Aim — All of the data below should be written out exactly.

[Data excerpts]
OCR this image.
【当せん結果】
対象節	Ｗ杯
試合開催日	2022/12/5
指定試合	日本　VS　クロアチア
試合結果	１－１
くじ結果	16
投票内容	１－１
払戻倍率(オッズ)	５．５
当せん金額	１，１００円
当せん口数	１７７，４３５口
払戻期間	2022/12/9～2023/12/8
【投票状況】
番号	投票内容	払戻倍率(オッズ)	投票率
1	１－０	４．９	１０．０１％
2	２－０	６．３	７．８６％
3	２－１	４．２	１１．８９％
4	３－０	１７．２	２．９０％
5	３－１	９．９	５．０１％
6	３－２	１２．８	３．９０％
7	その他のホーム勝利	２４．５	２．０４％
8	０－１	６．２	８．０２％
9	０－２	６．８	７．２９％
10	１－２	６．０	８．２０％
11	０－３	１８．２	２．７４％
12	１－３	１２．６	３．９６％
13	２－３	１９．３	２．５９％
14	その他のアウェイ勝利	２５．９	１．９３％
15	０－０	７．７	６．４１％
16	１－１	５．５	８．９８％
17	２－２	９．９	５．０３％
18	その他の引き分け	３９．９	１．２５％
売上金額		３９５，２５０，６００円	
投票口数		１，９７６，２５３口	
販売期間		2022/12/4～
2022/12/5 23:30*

Output for this task —
OCR this image.
【当せん結果】
対象節	Ｗ杯
試合開催日	2022/12/5
指定試合	日本　VS　クロアチア
試合結果	１－１
くじ結果	16
投票内容	１－１
払戻倍率(オッズ)	５．５
当せん金額	１，１００円
当せん口数	１７７，４３５口
払戻期間	2022/12/9～2023/12/8
【投票状況】
番号	投票内容	払戻倍率(オッズ)	投票率
1	１－０	４．９	１０．０１％
2	２－０	６．３	７．８６％
3	２－１	４．２	１１．８９％
4	３－０	１７．２	２．９０％
5	３－１	９．９	５．０１％
6	３－２	１２．８	３．９０％
7	その他のホーム勝利	２４．５	２．０４％
8	０－１	６．２	８．０２％
9	０－２	６．８	７．２９％
10	１－２	６．０	８．２０％
11	０－３	１８．２	２．７４％
12	１－３	１２．６	３．９６％
13	２－３	１９．３	２．５９％
14	その他のアウェイ勝利	２５．９	１．９３％
15	０－０	７．７	６．４１％
16	１－１	５．５	８．９８％
17	２－２	９．９	５．０３％
18	その他の引き分け	３９．９	１．２５％
売上金額		３９５，２５０，６００円	
投票口数		１，９７６，２５３口	
販売期間		2022/12/4～
2022/12/5 23:30*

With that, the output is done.